■ **SET PROBLEM**
Print the listing as it stands, omitting all images.

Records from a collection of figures
::::::::::
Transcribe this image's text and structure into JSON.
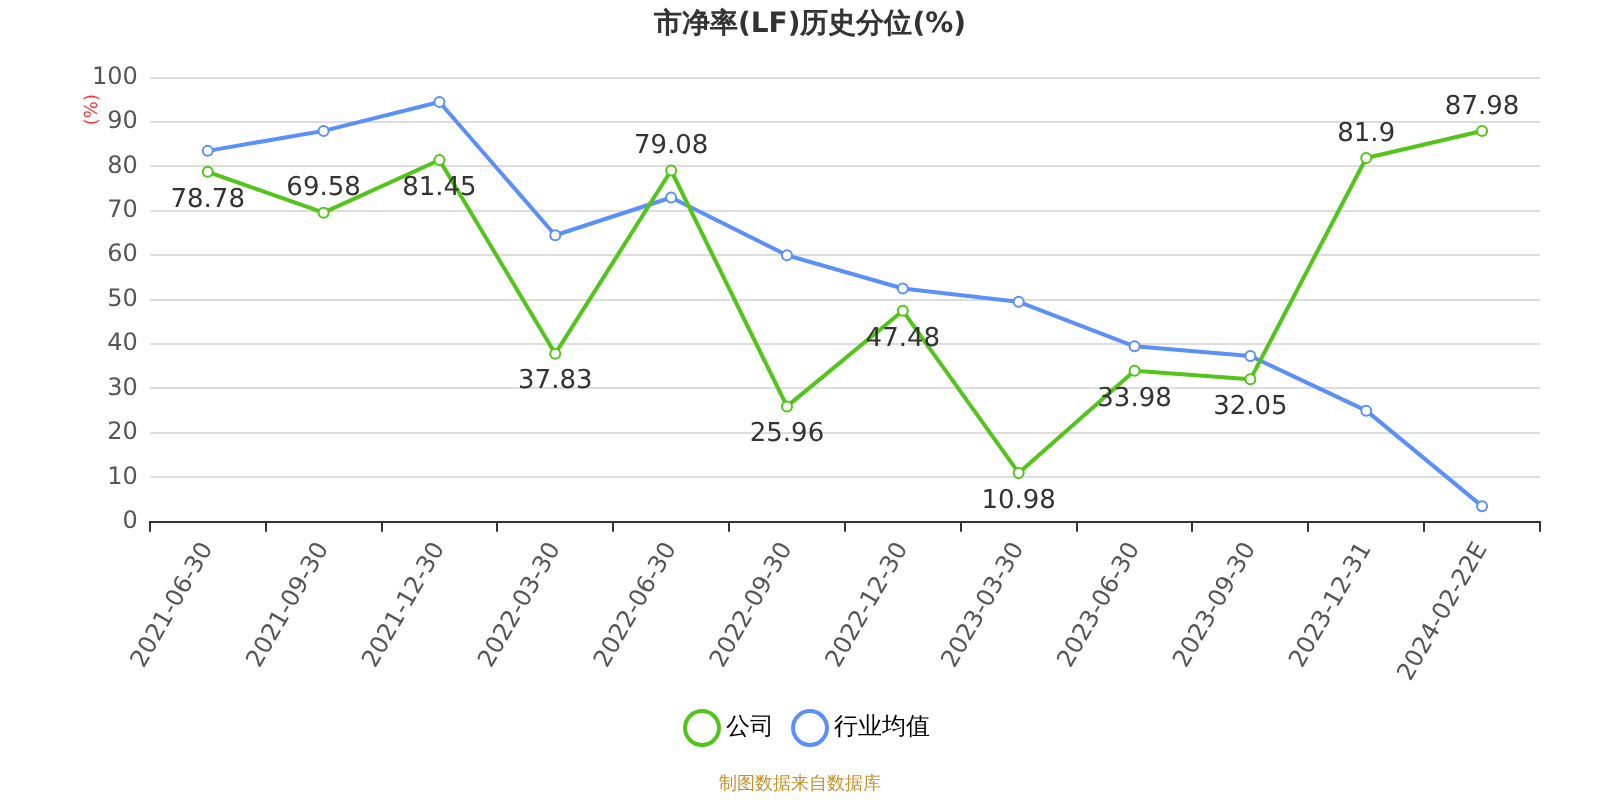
{
  "chart_data": {
    "type": "line",
    "title": "市净率(LF)历史分位(%)",
    "ylabel": "(%)",
    "categories": [
      "2021-06-30",
      "2021-09-30",
      "2021-12-30",
      "2022-03-30",
      "2022-06-30",
      "2022-09-30",
      "2022-12-30",
      "2023-03-30",
      "2023-06-30",
      "2023-09-30",
      "2023-12-31",
      "2024-02-22E"
    ],
    "series": [
      {
        "name": "公司",
        "color": "#52c41a",
        "values": [
          78.78,
          69.58,
          81.45,
          37.83,
          79.08,
          25.96,
          47.48,
          10.98,
          33.98,
          32.05,
          81.9,
          87.98
        ],
        "value_labels": [
          "78.78",
          "69.58",
          "81.45",
          "37.83",
          "79.08",
          "25.96",
          "47.48",
          "10.98",
          "33.98",
          "32.05",
          "81.9",
          "87.98"
        ]
      },
      {
        "name": "行业均值",
        "color": "#5b8ff9",
        "values": [
          83.5,
          88,
          94.5,
          64.5,
          73,
          60,
          52.5,
          49.5,
          39.5,
          37.3,
          25,
          3.5
        ]
      }
    ],
    "ylim": [
      0,
      100
    ],
    "yticks": [
      0,
      10,
      20,
      30,
      40,
      50,
      60,
      70,
      80,
      90,
      100
    ],
    "grid": "y",
    "legend": "bottom",
    "marker": "circle",
    "line_style": "solid",
    "annotations": [
      "制图数据来自数据库"
    ]
  }
}
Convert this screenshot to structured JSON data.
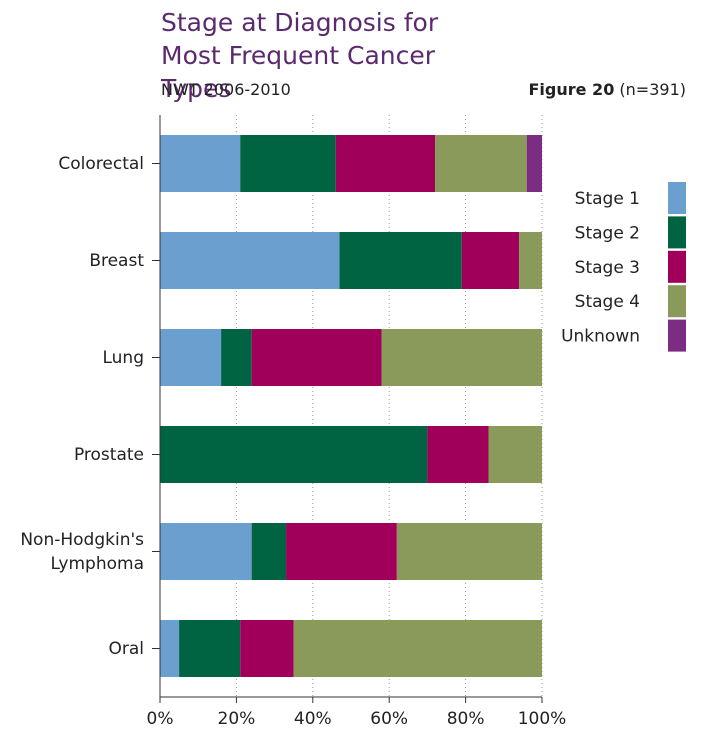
{
  "chart_data": {
    "type": "stacked-barh",
    "title": "Stage at Diagnosis for Most Frequent Cancer Types",
    "subtitle": "NWT 2006-2010",
    "figure_label": "Figure 20",
    "figure_note": "(n=391)",
    "categories": [
      "Colorectal",
      "Breast",
      "Lung",
      "Prostate",
      "Non-Hodgkin's Lymphoma",
      "Oral"
    ],
    "series": [
      {
        "name": "Stage 1",
        "color": "#6b9fd0",
        "values": [
          21,
          47,
          16,
          0,
          24,
          5
        ]
      },
      {
        "name": "Stage 2",
        "color": "#006341",
        "values": [
          25,
          32,
          8,
          70,
          9,
          16
        ]
      },
      {
        "name": "Stage 3",
        "color": "#a0005a",
        "values": [
          26,
          15,
          34,
          16,
          29,
          14
        ]
      },
      {
        "name": "Stage 4",
        "color": "#8a9a5b",
        "values": [
          24,
          6,
          42,
          14,
          38,
          65
        ]
      },
      {
        "name": "Unknown",
        "color": "#7b2c83",
        "values": [
          4,
          0,
          0,
          0,
          0,
          0
        ]
      }
    ],
    "xlim": [
      0,
      100
    ],
    "xticks": [
      {
        "value": 0,
        "label": "0%"
      },
      {
        "value": 20,
        "label": "20%"
      },
      {
        "value": 40,
        "label": "40%"
      },
      {
        "value": 60,
        "label": "60%"
      },
      {
        "value": 80,
        "label": "80%"
      },
      {
        "value": 100,
        "label": "100%"
      }
    ],
    "grid": true,
    "legend": "right"
  }
}
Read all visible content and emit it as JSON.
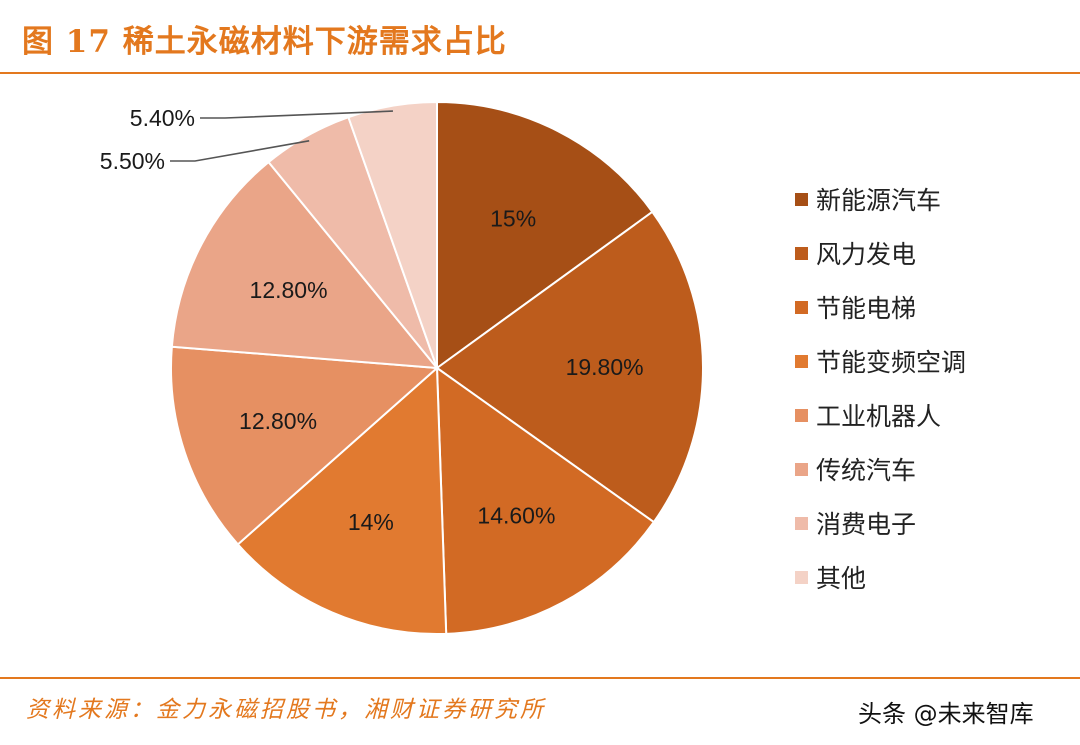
{
  "title": "图 17 稀土永磁材料下游需求占比",
  "source": "资料来源：金力永磁招股书，湘财证券研究所",
  "watermark": "头条 @未来智库",
  "colors": {
    "accent": "#e3781e",
    "slices": [
      "#a64f16",
      "#bd5c1c",
      "#d26a24",
      "#e17a30",
      "#e69062",
      "#eaa588",
      "#efbba9",
      "#f4d2c6"
    ]
  },
  "chart_data": {
    "type": "pie",
    "start": "top, clockwise",
    "legend_position": "right",
    "slices": [
      {
        "label": "新能源汽车",
        "value": 15,
        "value_label": "15%"
      },
      {
        "label": "风力发电",
        "value": 19.8,
        "value_label": "19.80%"
      },
      {
        "label": "节能电梯",
        "value": 14.6,
        "value_label": "14.60%"
      },
      {
        "label": "节能变频空调",
        "value": 14,
        "value_label": "14%"
      },
      {
        "label": "工业机器人",
        "value": 12.8,
        "value_label": "12.80%"
      },
      {
        "label": "传统汽车",
        "value": 12.8,
        "value_label": "12.80%"
      },
      {
        "label": "消费电子",
        "value": 5.5,
        "value_label": "5.50%"
      },
      {
        "label": "其他",
        "value": 5.4,
        "value_label": "5.40%"
      }
    ]
  }
}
::::::::::
■ **ANSWER TO THE TASK**
Transcribe this image's text and structure into JSON.
{
  "chart_data": {
    "type": "line",
    "title": "市净率(LF)历史分位(%)",
    "ylabel": "(%)",
    "categories": [
      "2021-06-30",
      "2021-09-30",
      "2021-12-30",
      "2022-03-30",
      "2022-06-30",
      "2022-09-30",
      "2022-12-30",
      "2023-03-30",
      "2023-06-30",
      "2023-09-30",
      "2023-12-31",
      "2024-02-22E"
    ],
    "series": [
      {
        "name": "公司",
        "color": "#52c41a",
        "values": [
          78.78,
          69.58,
          81.45,
          37.83,
          79.08,
          25.96,
          47.48,
          10.98,
          33.98,
          32.05,
          81.9,
          87.98
        ],
        "value_labels": [
          "78.78",
          "69.58",
          "81.45",
          "37.83",
          "79.08",
          "25.96",
          "47.48",
          "10.98",
          "33.98",
          "32.05",
          "81.9",
          "87.98"
        ]
      },
      {
        "name": "行业均值",
        "color": "#5b8ff9",
        "values": [
          83.5,
          88,
          94.5,
          64.5,
          73,
          60,
          52.5,
          49.5,
          39.5,
          37.3,
          25,
          3.5
        ]
      }
    ],
    "ylim": [
      0,
      100
    ],
    "yticks": [
      0,
      10,
      20,
      30,
      40,
      50,
      60,
      70,
      80,
      90,
      100
    ],
    "grid": "y",
    "legend": "bottom",
    "marker": "circle",
    "line_style": "solid",
    "annotations": [
      "制图数据来自数据库"
    ]
  }
}
Convert this screenshot to structured JSON data.
{
  "chart_data": {
    "type": "stacked-barh",
    "title": "Stage at Diagnosis for Most Frequent Cancer Types",
    "subtitle": "NWT 2006-2010",
    "figure_label": "Figure 20",
    "figure_note": "(n=391)",
    "categories": [
      "Colorectal",
      "Breast",
      "Lung",
      "Prostate",
      "Non-Hodgkin's Lymphoma",
      "Oral"
    ],
    "series": [
      {
        "name": "Stage 1",
        "color": "#6b9fd0",
        "values": [
          21,
          47,
          16,
          0,
          24,
          5
        ]
      },
      {
        "name": "Stage 2",
        "color": "#006341",
        "values": [
          25,
          32,
          8,
          70,
          9,
          16
        ]
      },
      {
        "name": "Stage 3",
        "color": "#a0005a",
        "values": [
          26,
          15,
          34,
          16,
          29,
          14
        ]
      },
      {
        "name": "Stage 4",
        "color": "#8a9a5b",
        "values": [
          24,
          6,
          42,
          14,
          38,
          65
        ]
      },
      {
        "name": "Unknown",
        "color": "#7b2c83",
        "values": [
          4,
          0,
          0,
          0,
          0,
          0
        ]
      }
    ],
    "xlim": [
      0,
      100
    ],
    "xticks": [
      {
        "value": 0,
        "label": "0%"
      },
      {
        "value": 20,
        "label": "20%"
      },
      {
        "value": 40,
        "label": "40%"
      },
      {
        "value": 60,
        "label": "60%"
      },
      {
        "value": 80,
        "label": "80%"
      },
      {
        "value": 100,
        "label": "100%"
      }
    ],
    "grid": true,
    "legend": "right"
  }
}
Read all visible content and emit it as JSON.
{
  "title": "图 17 稀土永磁材料下游需求占比",
  "source": "资料来源：金力永磁招股书，湘财证券研究所",
  "watermark": "头条 @未来智库",
  "colors": {
    "accent": "#e3781e",
    "slices": [
      "#a64f16",
      "#bd5c1c",
      "#d26a24",
      "#e17a30",
      "#e69062",
      "#eaa588",
      "#efbba9",
      "#f4d2c6"
    ]
  },
  "chart_data": {
    "type": "pie",
    "start": "top, clockwise",
    "legend_position": "right",
    "slices": [
      {
        "label": "新能源汽车",
        "value": 15,
        "value_label": "15%"
      },
      {
        "label": "风力发电",
        "value": 19.8,
        "value_label": "19.80%"
      },
      {
        "label": "节能电梯",
        "value": 14.6,
        "value_label": "14.60%"
      },
      {
        "label": "节能变频空调",
        "value": 14,
        "value_label": "14%"
      },
      {
        "label": "工业机器人",
        "value": 12.8,
        "value_label": "12.80%"
      },
      {
        "label": "传统汽车",
        "value": 12.8,
        "value_label": "12.80%"
      },
      {
        "label": "消费电子",
        "value": 5.5,
        "value_label": "5.50%"
      },
      {
        "label": "其他",
        "value": 5.4,
        "value_label": "5.40%"
      }
    ]
  }
}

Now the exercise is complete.